» **DATA SECTION**

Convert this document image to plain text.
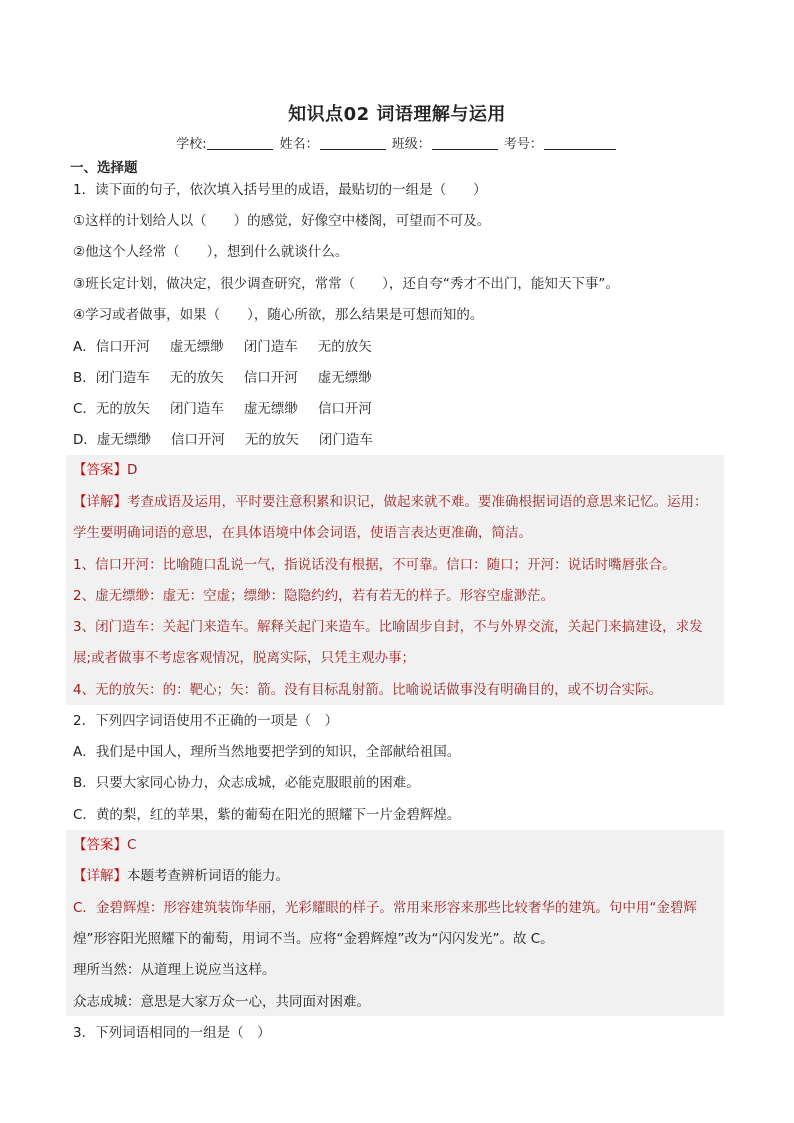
知识点02 词语理解与运用
学校:	姓名：	班级：	考号：
一、选择题
1．读下面的句子，依次填入括号里的成语，最贴切的一组是（　　）
①这样的计划给人以（　　）的感觉，好像空中楼阁，可望而不可及。
②他这个人经常（　　），想到什么就谈什么。
③班长定计划，做决定，很少调查研究，常常（　　），还自夸“秀才不出门，能知天下事”。
④学习或者做事，如果（　　），随心所欲，那么结果是可想而知的。
A．信口开河 虚无缥缈 闭门造车 无的放矢
B．闭门造车 无的放矢 信口开河 虚无缥缈
C．无的放矢 闭门造车 虚无缥缈 信口开河
D．虚无缥缈 信口开河 无的放矢 闭门造车
【答案】D
【详解】考查成语及运用，平时要注意积累和识记，做起来就不难。要准确根据词语的意思来记忆。运用：
学生要明确词语的意思，在具体语境中体会词语，使语言表达更准确，简洁。
1、信口开河：比喻随口乱说一气，指说话没有根据，不可靠。信口：随口；开河：说话时嘴唇张合。
2、虚无缥缈：虚无：空虚；缥缈：隐隐约约，若有若无的样子。形容空虚渺茫。
3、闭门造车：关起门来造车。解释关起门来造车。比喻固步自封，不与外界交流，关起门来搞建设，求发
展;或者做事不考虑客观情况，脱离实际，只凭主观办事；
4、无的放矢：的：靶心；矢：箭。没有目标乱射箭。比喻说话做事没有明确目的，或不切合实际。
2．下列四字词语使用不正确的一项是（　）
A．我们是中国人，理所当然地要把学到的知识，全部献给祖国。
B．只要大家同心协力，众志成城，必能克服眼前的困难。
C．黄的梨，红的苹果，紫的葡萄在阳光的照耀下一片金碧辉煌。
【答案】C
【详解】本题考查辨析词语的能力。
C．金碧辉煌：形容建筑装饰华丽，光彩耀眼的样子。常用来形容来那些比较奢华的建筑。句中用“金碧辉
煌”形容阳光照耀下的葡萄，用词不当。应将“金碧辉煌”改为“闪闪发光”。故 C。
理所当然：从道理上说应当这样。
众志成城：意思是大家万众一心，共同面对困难。
3．下列词语相同的一组是（　）
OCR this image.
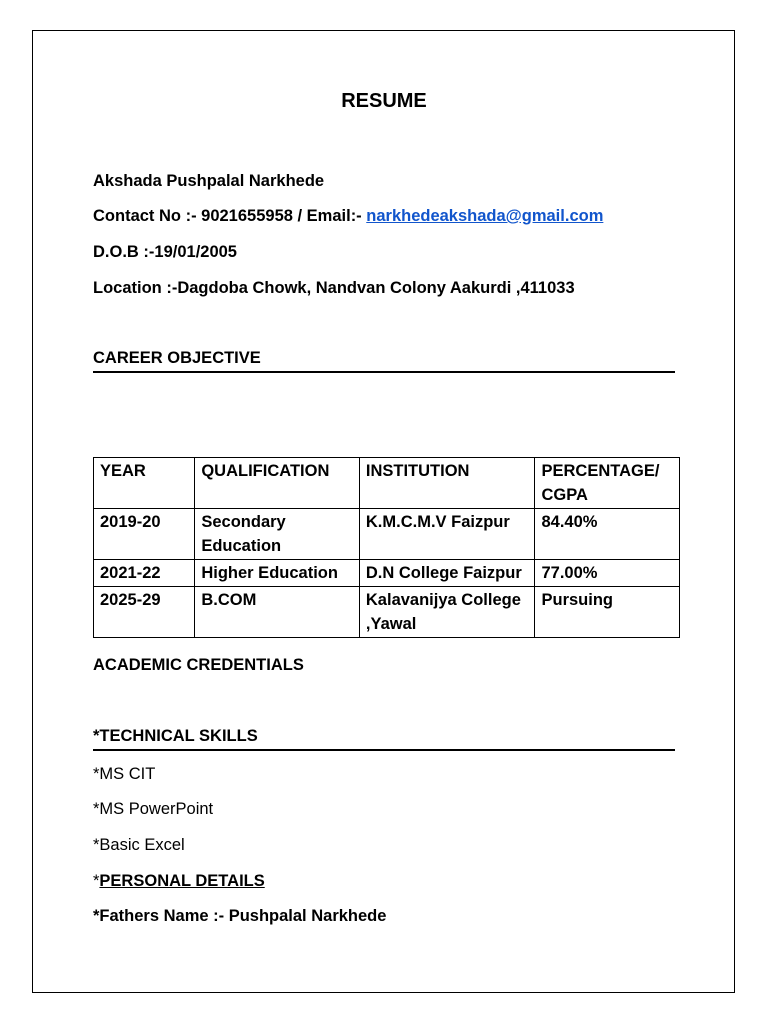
RESUME
Akshada Pushpalal Narkhede
Contact No :- 9021655958 / Email:- narkhedeakshada@gmail.com
D.O.B :-19/01/2005
Location :-Dagdoba Chowk, Nandvan Colony Aakurdi ,411033
CAREER OBJECTIVE
YEAR	QUALIFICATION	INSTITUTION	PERCENTAGE/ CGPA
2019-20	Secondary Education	K.M.C.M.V Faizpur	84.40%
2021-22	Higher Education	D.N College Faizpur	77.00%
2025-29	B.COM	Kalavanijya College ,Yawal	Pursuing
ACADEMIC CREDENTIALS
*TECHNICAL SKILLS
*MS CIT
*MS PowerPoint
*Basic Excel
*PERSONAL DETAILS
*Fathers Name :- Pushpalal Narkhede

» **WORK REQUIRED**
Repeat the records in full, exactly as they appear, without the pictures.

» **ANSWER**
Convert this document image to plain text.
知识点02 词语理解与运用
学校:	姓名：	班级：	考号：
一、选择题
1．读下面的句子，依次填入括号里的成语，最贴切的一组是（　　）
①这样的计划给人以（　　）的感觉，好像空中楼阁，可望而不可及。
②他这个人经常（　　），想到什么就谈什么。
③班长定计划，做决定，很少调查研究，常常（　　），还自夸“秀才不出门，能知天下事”。
④学习或者做事，如果（　　），随心所欲，那么结果是可想而知的。
A．信口开河 虚无缥缈 闭门造车 无的放矢
B．闭门造车 无的放矢 信口开河 虚无缥缈
C．无的放矢 闭门造车 虚无缥缈 信口开河
D．虚无缥缈 信口开河 无的放矢 闭门造车
【答案】D
【详解】考查成语及运用，平时要注意积累和识记，做起来就不难。要准确根据词语的意思来记忆。运用：
学生要明确词语的意思，在具体语境中体会词语，使语言表达更准确，简洁。
1、信口开河：比喻随口乱说一气，指说话没有根据，不可靠。信口：随口；开河：说话时嘴唇张合。
2、虚无缥缈：虚无：空虚；缥缈：隐隐约约，若有若无的样子。形容空虚渺茫。
3、闭门造车：关起门来造车。解释关起门来造车。比喻固步自封，不与外界交流，关起门来搞建设，求发
展;或者做事不考虑客观情况，脱离实际，只凭主观办事；
4、无的放矢：的：靶心；矢：箭。没有目标乱射箭。比喻说话做事没有明确目的，或不切合实际。
2．下列四字词语使用不正确的一项是（　）
A．我们是中国人，理所当然地要把学到的知识，全部献给祖国。
B．只要大家同心协力，众志成城，必能克服眼前的困难。
C．黄的梨，红的苹果，紫的葡萄在阳光的照耀下一片金碧辉煌。
【答案】C
【详解】本题考查辨析词语的能力。
C．金碧辉煌：形容建筑装饰华丽，光彩耀眼的样子。常用来形容来那些比较奢华的建筑。句中用“金碧辉
煌”形容阳光照耀下的葡萄，用词不当。应将“金碧辉煌”改为“闪闪发光”。故 C。
理所当然：从道理上说应当这样。
众志成城：意思是大家万众一心，共同面对困难。
3．下列词语相同的一组是（　）
OCR this image.
RESUME
Akshada Pushpalal Narkhede
Contact No :- 9021655958 / Email:- narkhedeakshada@gmail.com
D.O.B :-19/01/2005
Location :-Dagdoba Chowk, Nandvan Colony Aakurdi ,411033
CAREER OBJECTIVE
YEAR	QUALIFICATION	INSTITUTION	PERCENTAGE/ CGPA
2019-20	Secondary Education	K.M.C.M.V Faizpur	84.40%
2021-22	Higher Education	D.N College Faizpur	77.00%
2025-29	B.COM	Kalavanijya College ,Yawal	Pursuing
ACADEMIC CREDENTIALS
*TECHNICAL SKILLS
*MS CIT
*MS PowerPoint
*Basic Excel
*PERSONAL DETAILS
*Fathers Name :- Pushpalal Narkhede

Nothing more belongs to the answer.